#### Problem
Scan the data below for the string "COLE". Copy every line where it appears.

Source records:
····················

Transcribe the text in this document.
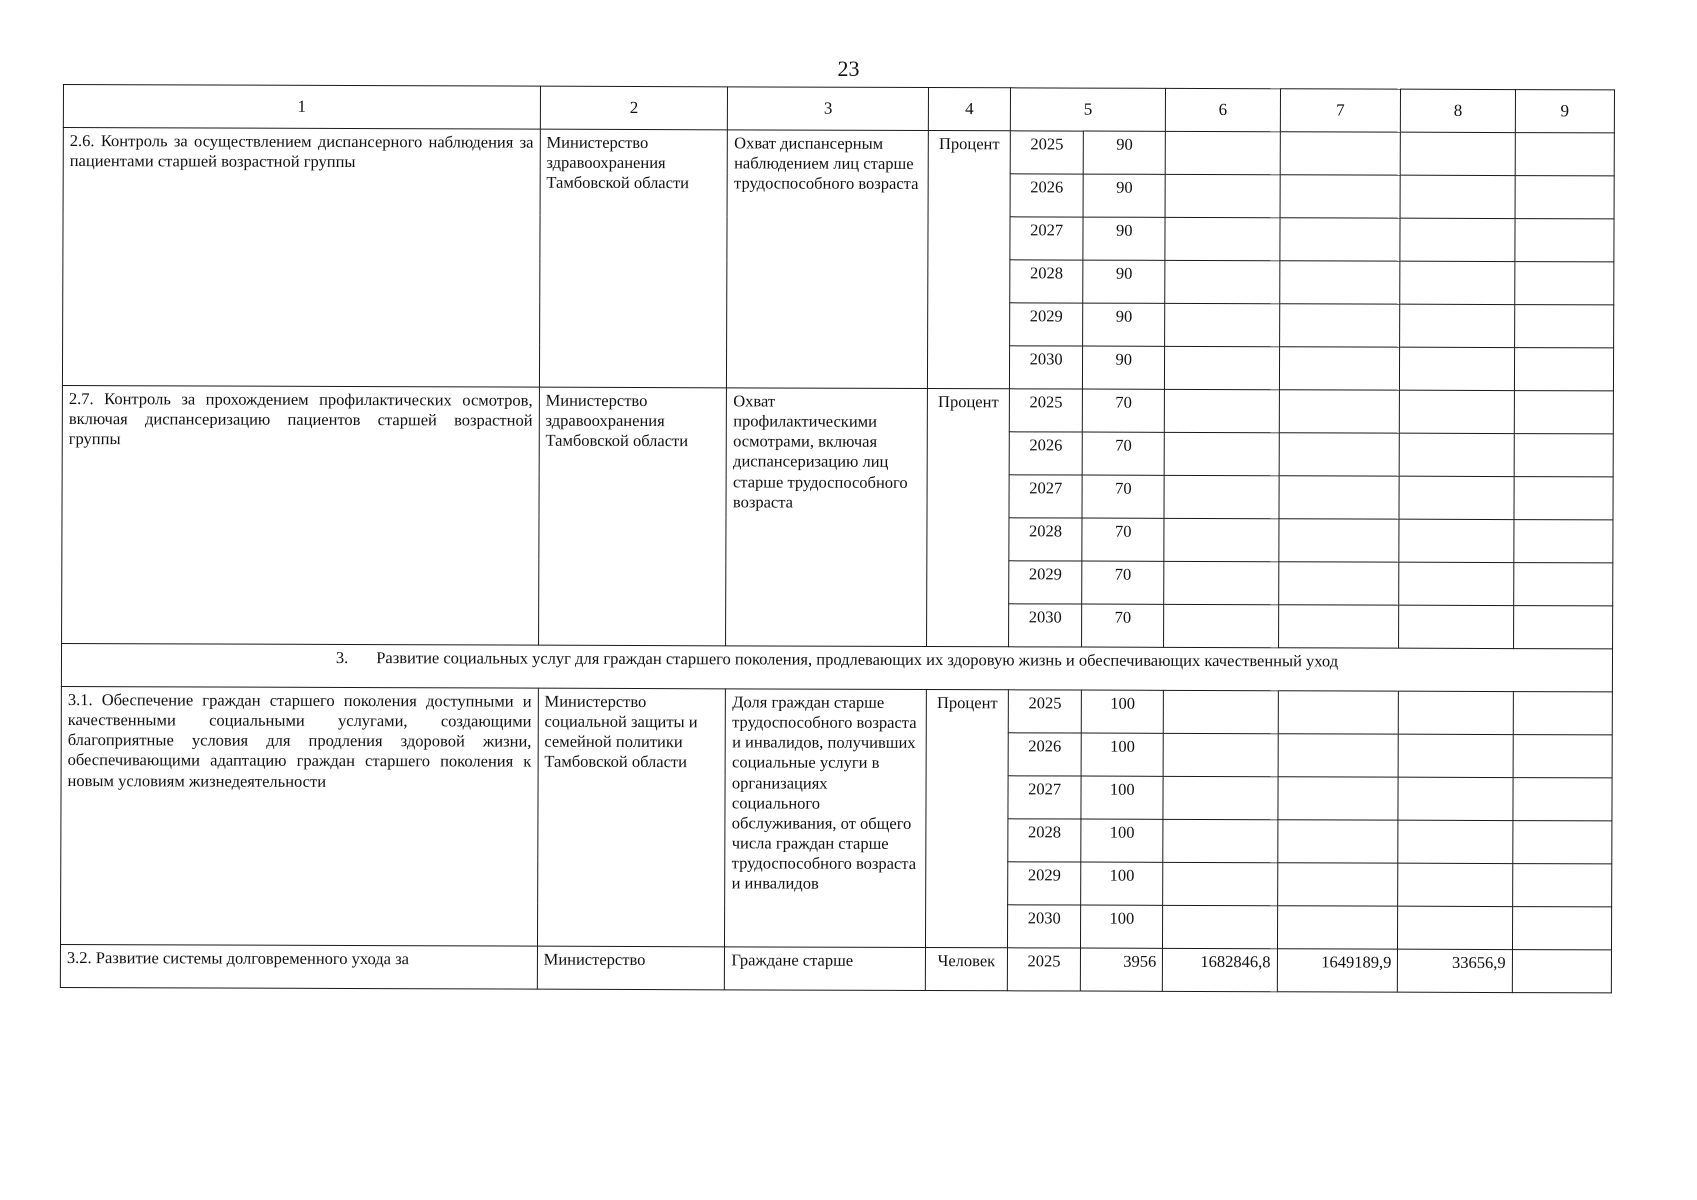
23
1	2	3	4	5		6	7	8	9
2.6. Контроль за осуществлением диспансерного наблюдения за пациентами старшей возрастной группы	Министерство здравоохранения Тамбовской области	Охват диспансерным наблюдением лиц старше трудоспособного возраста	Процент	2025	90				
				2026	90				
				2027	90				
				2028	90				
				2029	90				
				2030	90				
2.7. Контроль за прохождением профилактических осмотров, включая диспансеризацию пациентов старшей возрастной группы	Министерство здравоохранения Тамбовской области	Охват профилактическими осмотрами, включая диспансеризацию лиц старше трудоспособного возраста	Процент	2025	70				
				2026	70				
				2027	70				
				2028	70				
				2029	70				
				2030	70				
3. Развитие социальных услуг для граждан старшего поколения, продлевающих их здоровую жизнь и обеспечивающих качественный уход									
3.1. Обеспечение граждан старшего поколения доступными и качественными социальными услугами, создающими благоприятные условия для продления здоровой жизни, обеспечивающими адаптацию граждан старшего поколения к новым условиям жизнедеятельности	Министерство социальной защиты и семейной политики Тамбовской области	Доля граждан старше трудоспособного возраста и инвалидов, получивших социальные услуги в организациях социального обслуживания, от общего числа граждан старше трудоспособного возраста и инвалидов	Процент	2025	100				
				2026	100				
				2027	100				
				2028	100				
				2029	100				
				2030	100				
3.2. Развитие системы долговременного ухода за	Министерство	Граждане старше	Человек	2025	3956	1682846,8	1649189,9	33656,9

····················

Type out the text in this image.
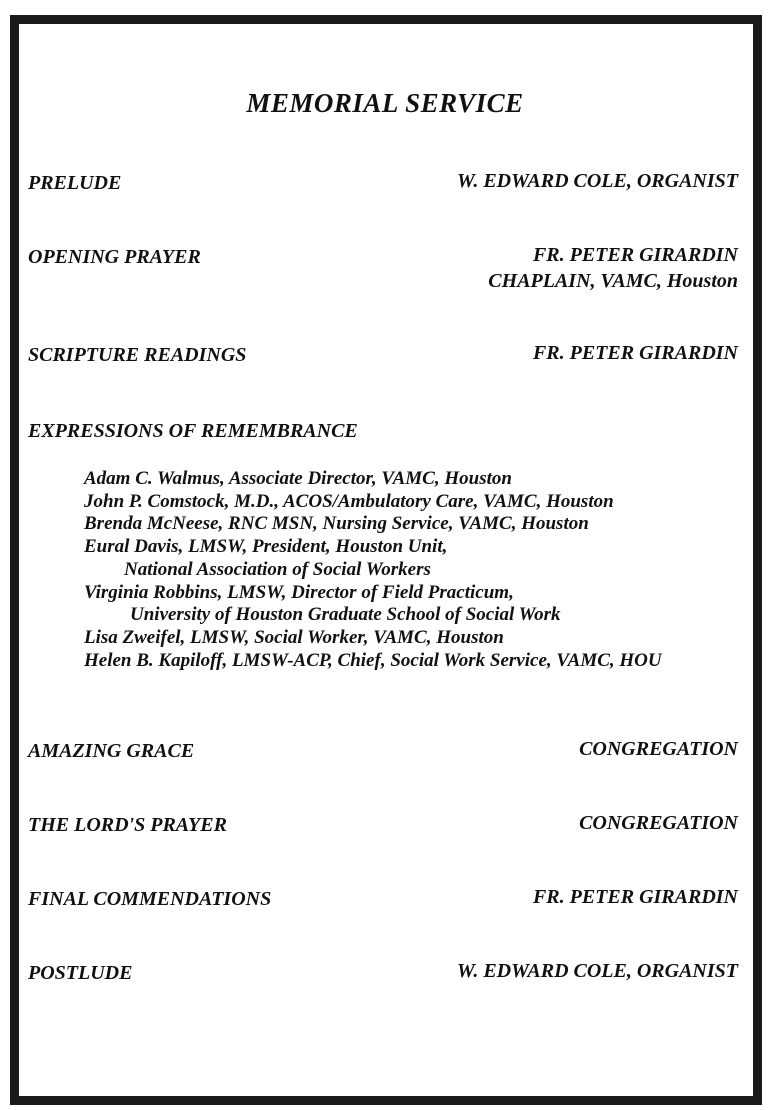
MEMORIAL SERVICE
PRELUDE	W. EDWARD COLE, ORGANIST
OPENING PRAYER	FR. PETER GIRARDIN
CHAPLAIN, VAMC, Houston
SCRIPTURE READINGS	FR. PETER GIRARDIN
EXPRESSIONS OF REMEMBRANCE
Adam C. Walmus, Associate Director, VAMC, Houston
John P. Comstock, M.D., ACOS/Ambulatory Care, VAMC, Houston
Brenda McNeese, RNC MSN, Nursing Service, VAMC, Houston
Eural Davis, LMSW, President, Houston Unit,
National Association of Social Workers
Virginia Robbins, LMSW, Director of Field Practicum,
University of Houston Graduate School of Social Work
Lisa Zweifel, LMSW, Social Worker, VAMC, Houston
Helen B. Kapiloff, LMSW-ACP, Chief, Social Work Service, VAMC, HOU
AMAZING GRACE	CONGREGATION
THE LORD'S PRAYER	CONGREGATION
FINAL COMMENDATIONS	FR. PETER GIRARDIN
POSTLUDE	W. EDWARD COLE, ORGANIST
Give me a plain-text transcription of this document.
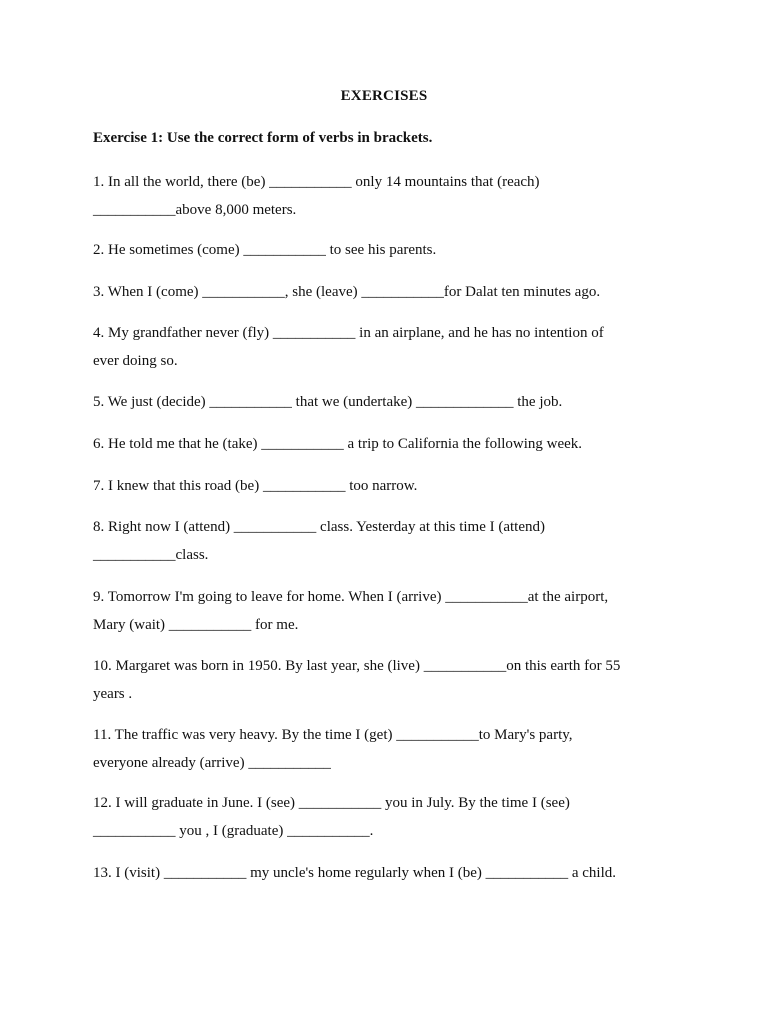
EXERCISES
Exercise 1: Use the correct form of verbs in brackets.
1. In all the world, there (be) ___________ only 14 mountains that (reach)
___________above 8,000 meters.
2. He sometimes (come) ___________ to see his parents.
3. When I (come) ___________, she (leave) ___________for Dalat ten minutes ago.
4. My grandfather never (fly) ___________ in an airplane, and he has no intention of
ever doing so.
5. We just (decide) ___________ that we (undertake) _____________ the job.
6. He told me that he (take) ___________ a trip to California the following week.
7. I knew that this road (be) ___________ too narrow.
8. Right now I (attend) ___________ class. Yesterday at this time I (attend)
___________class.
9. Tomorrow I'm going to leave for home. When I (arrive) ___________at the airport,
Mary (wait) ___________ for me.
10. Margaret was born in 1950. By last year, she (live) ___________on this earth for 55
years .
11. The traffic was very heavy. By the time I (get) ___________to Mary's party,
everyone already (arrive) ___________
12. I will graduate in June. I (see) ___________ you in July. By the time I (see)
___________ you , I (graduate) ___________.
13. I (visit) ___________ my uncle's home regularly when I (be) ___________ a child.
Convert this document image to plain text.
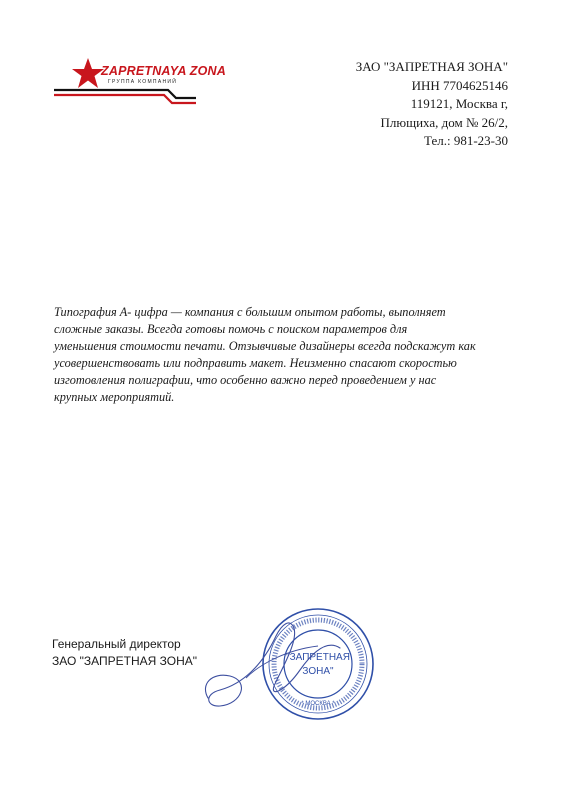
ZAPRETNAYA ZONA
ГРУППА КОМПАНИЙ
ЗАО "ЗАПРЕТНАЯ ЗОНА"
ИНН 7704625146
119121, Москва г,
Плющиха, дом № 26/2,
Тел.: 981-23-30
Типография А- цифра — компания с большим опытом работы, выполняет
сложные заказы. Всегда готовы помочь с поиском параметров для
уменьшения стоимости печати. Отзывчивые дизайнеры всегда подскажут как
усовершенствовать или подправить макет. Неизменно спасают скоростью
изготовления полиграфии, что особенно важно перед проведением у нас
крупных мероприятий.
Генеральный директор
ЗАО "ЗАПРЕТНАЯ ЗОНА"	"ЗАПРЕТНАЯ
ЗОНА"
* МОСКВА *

····················

#### The result
PRELUDE	W. EDWARD COLE, ORGANIST
POSTLUDE	W. EDWARD COLE, ORGANIST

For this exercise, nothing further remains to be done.